* **Exercise prompt**: Give the data below again, word for word.

* **Data for the task**:
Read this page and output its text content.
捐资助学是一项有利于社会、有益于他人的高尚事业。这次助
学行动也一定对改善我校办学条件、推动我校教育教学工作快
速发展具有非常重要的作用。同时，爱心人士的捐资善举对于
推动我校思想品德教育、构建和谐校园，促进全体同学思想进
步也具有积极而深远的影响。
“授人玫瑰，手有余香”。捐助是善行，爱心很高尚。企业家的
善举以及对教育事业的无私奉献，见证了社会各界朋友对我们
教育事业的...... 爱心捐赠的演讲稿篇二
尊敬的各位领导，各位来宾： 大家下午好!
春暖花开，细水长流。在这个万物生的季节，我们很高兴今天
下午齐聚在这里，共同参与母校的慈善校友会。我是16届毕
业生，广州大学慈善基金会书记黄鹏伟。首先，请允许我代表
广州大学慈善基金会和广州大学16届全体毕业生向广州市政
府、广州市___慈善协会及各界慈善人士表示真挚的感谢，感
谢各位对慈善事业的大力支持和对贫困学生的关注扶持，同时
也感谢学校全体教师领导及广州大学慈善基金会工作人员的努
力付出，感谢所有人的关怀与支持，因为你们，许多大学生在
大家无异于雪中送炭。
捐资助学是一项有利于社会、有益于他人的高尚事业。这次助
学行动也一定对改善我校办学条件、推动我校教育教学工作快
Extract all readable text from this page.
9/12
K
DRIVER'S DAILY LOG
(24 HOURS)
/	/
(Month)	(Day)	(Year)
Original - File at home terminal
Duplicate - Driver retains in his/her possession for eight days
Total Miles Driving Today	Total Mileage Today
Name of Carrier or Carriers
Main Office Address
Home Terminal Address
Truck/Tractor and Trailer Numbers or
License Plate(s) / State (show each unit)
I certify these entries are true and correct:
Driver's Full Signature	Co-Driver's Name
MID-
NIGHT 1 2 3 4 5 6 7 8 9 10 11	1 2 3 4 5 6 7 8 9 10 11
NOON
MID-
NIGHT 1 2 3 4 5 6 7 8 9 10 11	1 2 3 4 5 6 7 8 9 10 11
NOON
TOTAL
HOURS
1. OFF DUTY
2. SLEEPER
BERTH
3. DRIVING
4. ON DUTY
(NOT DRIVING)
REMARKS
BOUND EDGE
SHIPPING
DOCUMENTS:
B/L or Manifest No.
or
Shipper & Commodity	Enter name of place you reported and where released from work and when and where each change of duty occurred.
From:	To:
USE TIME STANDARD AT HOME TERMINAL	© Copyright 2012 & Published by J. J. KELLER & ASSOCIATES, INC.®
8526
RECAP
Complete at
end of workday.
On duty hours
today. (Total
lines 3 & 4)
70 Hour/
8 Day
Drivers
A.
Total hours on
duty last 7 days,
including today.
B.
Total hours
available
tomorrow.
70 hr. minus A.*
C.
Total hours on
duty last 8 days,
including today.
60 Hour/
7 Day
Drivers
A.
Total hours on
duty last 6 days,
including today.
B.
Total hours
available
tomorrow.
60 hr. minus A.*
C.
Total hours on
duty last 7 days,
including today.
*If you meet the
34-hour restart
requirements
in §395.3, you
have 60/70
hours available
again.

* **Reply**:
Read this page and output its text content.
捐资助学是一项有利于社会、有益于他人的高尚事业。这次助
学行动也一定对改善我校办学条件、推动我校教育教学工作快
速发展具有非常重要的作用。同时，爱心人士的捐资善举对于
推动我校思想品德教育、构建和谐校园，促进全体同学思想进
步也具有积极而深远的影响。
“授人玫瑰，手有余香”。捐助是善行，爱心很高尚。企业家的
善举以及对教育事业的无私奉献，见证了社会各界朋友对我们
教育事业的...... 爱心捐赠的演讲稿篇二
尊敬的各位领导，各位来宾： 大家下午好!
春暖花开，细水长流。在这个万物生的季节，我们很高兴今天
下午齐聚在这里，共同参与母校的慈善校友会。我是16届毕
业生，广州大学慈善基金会书记黄鹏伟。首先，请允许我代表
广州大学慈善基金会和广州大学16届全体毕业生向广州市政
府、广州市___慈善协会及各界慈善人士表示真挚的感谢，感
谢各位对慈善事业的大力支持和对贫困学生的关注扶持，同时
也感谢学校全体教师领导及广州大学慈善基金会工作人员的努
力付出，感谢所有人的关怀与支持，因为你们，许多大学生在
大家无异于雪中送炭。
捐资助学是一项有利于社会、有益于他人的高尚事业。这次助
学行动也一定对改善我校办学条件、推动我校教育教学工作快
Extract all readable text from this page.
9/12
K
DRIVER'S DAILY LOG
(24 HOURS)
/	/
(Month)	(Day)	(Year)
Original - File at home terminal
Duplicate - Driver retains in his/her possession for eight days
Total Miles Driving Today	Total Mileage Today
Name of Carrier or Carriers
Main Office Address
Home Terminal Address
Truck/Tractor and Trailer Numbers or
License Plate(s) / State (show each unit)
I certify these entries are true and correct:
Driver's Full Signature	Co-Driver's Name
MID-
NIGHT 1 2 3 4 5 6 7 8 9 10 11	1 2 3 4 5 6 7 8 9 10 11
NOON
MID-
NIGHT 1 2 3 4 5 6 7 8 9 10 11	1 2 3 4 5 6 7 8 9 10 11
NOON
TOTAL
HOURS
1. OFF DUTY
2. SLEEPER
BERTH
3. DRIVING
4. ON DUTY
(NOT DRIVING)
REMARKS
BOUND EDGE
SHIPPING
DOCUMENTS:
B/L or Manifest No.
or
Shipper & Commodity	Enter name of place you reported and where released from work and when and where each change of duty occurred.
From:	To:
USE TIME STANDARD AT HOME TERMINAL	© Copyright 2012 & Published by J. J. KELLER & ASSOCIATES, INC.®
8526
RECAP
Complete at
end of workday.
On duty hours
today. (Total
lines 3 & 4)
70 Hour/
8 Day
Drivers
A.
Total hours on
duty last 7 days,
including today.
B.
Total hours
available
tomorrow.
70 hr. minus A.*
C.
Total hours on
duty last 8 days,
including today.
60 Hour/
7 Day
Drivers
A.
Total hours on
duty last 6 days,
including today.
B.
Total hours
available
tomorrow.
60 hr. minus A.*
C.
Total hours on
duty last 7 days,
including today.
*If you meet the
34-hour restart
requirements
in §395.3, you
have 60/70
hours available
again.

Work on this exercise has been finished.